▸ Supplied data:
● ● ● ● ● ● ●
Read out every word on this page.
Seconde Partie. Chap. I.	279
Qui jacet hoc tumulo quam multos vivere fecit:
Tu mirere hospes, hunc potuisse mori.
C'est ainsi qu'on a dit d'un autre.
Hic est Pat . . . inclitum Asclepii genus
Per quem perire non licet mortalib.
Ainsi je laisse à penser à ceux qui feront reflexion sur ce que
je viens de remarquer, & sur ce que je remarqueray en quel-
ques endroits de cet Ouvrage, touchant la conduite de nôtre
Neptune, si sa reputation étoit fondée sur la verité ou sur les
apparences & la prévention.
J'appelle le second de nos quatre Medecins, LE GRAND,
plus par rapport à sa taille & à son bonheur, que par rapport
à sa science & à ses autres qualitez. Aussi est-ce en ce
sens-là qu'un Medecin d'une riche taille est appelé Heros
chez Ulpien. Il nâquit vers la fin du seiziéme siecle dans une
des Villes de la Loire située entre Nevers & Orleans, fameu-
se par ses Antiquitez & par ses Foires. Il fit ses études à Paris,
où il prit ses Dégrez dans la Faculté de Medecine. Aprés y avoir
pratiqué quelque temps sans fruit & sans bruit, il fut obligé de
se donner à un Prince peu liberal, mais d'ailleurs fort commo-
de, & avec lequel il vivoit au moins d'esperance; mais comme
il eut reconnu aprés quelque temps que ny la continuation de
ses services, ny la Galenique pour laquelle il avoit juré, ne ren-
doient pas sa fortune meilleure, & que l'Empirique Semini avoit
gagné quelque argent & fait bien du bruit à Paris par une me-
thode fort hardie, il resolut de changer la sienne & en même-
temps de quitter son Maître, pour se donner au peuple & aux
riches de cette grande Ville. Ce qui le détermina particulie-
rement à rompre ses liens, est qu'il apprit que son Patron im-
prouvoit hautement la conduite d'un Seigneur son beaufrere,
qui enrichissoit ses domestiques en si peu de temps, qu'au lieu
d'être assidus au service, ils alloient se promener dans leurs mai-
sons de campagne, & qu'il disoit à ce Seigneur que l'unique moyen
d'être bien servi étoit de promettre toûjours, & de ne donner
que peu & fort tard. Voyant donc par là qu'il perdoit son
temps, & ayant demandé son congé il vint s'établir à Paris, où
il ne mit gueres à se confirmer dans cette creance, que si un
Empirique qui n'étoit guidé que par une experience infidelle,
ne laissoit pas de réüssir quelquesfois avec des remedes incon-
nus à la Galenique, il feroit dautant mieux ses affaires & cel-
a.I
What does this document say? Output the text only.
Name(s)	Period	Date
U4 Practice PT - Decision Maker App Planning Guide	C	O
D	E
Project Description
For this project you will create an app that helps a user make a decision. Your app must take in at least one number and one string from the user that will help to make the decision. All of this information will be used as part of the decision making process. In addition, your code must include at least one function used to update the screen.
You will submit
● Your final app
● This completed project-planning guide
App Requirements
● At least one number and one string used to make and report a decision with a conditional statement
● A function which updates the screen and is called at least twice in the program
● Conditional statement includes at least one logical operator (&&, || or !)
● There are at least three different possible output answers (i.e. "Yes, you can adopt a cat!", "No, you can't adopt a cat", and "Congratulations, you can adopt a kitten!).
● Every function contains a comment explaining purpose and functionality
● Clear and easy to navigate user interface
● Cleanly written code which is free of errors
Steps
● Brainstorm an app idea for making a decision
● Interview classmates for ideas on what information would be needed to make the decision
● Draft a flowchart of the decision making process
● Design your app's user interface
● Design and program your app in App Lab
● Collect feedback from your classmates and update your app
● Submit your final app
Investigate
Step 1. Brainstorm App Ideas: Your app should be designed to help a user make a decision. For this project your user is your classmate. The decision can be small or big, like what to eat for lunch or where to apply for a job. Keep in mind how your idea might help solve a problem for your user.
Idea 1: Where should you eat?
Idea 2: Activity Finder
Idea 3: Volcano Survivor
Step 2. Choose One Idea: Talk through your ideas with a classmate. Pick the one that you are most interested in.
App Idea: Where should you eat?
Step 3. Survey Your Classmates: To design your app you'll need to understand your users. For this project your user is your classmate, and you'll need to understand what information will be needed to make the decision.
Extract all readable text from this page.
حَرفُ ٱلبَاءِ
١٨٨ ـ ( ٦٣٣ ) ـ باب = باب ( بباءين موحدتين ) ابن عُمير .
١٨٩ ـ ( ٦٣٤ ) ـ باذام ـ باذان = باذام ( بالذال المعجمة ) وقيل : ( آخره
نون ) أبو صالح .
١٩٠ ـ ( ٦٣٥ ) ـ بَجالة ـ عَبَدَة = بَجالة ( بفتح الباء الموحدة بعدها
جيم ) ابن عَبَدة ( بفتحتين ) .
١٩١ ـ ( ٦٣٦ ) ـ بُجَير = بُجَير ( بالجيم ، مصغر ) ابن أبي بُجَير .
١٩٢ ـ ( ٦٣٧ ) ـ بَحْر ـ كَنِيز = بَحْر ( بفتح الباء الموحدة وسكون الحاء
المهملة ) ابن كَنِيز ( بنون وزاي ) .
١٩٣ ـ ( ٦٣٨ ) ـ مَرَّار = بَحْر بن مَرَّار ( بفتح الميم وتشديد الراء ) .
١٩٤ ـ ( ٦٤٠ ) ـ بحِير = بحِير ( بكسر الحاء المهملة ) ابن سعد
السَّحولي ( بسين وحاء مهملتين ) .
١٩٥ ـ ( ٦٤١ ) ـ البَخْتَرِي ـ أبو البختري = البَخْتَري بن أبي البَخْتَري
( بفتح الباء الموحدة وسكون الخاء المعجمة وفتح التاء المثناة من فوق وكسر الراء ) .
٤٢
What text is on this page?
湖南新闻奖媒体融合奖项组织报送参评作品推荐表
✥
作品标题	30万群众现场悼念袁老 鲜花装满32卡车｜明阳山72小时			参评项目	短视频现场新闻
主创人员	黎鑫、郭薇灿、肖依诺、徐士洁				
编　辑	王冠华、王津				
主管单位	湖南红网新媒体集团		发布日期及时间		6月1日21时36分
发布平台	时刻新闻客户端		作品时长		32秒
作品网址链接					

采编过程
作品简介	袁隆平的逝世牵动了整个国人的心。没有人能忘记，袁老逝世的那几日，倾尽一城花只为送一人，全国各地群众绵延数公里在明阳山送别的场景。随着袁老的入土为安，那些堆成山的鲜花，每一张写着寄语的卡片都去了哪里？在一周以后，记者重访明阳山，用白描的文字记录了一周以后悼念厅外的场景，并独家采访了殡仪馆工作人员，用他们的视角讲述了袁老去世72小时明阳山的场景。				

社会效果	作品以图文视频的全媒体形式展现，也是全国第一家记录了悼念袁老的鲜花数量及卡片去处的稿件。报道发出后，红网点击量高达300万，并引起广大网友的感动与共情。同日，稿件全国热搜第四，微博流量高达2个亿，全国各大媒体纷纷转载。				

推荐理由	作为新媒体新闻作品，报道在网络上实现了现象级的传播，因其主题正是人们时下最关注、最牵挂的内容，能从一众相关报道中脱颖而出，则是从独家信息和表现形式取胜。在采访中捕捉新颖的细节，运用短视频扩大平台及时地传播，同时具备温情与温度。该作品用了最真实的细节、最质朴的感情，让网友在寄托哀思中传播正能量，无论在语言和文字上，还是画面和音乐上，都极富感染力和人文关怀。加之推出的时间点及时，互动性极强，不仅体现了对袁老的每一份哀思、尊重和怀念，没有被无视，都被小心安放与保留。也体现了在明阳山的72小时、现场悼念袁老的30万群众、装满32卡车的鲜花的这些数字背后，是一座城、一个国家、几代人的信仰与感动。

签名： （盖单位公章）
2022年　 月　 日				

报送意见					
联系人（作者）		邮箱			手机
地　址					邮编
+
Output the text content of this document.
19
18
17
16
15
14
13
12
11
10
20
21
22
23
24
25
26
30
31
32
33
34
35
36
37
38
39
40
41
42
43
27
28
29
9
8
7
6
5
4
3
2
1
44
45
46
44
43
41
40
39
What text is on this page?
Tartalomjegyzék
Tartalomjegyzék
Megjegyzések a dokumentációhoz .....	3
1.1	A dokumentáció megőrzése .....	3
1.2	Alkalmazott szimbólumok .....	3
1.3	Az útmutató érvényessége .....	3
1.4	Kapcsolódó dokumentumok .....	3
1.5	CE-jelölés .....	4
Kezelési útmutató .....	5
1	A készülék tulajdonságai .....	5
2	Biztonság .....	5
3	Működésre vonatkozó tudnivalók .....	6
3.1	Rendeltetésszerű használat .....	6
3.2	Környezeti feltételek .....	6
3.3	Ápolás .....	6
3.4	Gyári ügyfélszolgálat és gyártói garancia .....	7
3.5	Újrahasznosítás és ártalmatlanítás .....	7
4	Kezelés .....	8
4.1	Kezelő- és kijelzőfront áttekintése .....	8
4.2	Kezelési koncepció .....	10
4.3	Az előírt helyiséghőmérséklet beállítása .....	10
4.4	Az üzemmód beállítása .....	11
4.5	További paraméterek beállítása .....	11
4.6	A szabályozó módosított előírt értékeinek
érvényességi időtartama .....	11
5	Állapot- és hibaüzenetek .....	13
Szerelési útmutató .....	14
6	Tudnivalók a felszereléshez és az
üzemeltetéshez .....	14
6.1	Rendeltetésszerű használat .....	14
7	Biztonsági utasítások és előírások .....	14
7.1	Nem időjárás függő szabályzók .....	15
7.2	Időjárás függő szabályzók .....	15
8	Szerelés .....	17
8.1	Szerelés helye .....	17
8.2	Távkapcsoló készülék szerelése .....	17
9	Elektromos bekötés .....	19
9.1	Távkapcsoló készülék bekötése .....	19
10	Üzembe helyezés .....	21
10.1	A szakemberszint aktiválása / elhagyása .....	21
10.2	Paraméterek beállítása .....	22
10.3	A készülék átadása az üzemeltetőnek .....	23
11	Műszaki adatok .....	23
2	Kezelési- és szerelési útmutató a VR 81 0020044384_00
● ● ● ● ● ● ●
▸ Given exercise: In the entries above, find each line with the string "screen" and copy it.

▸ Response to the exercise:
For this project you will create an app that helps a user make a decision. Your app must take in at least one number and one string from the user that will help to make the decision. All of this information will be used as part of the decision making process. In addition, your code must include at least one function used to update the screen.
● A function which updates the screen and is called at least twice in the program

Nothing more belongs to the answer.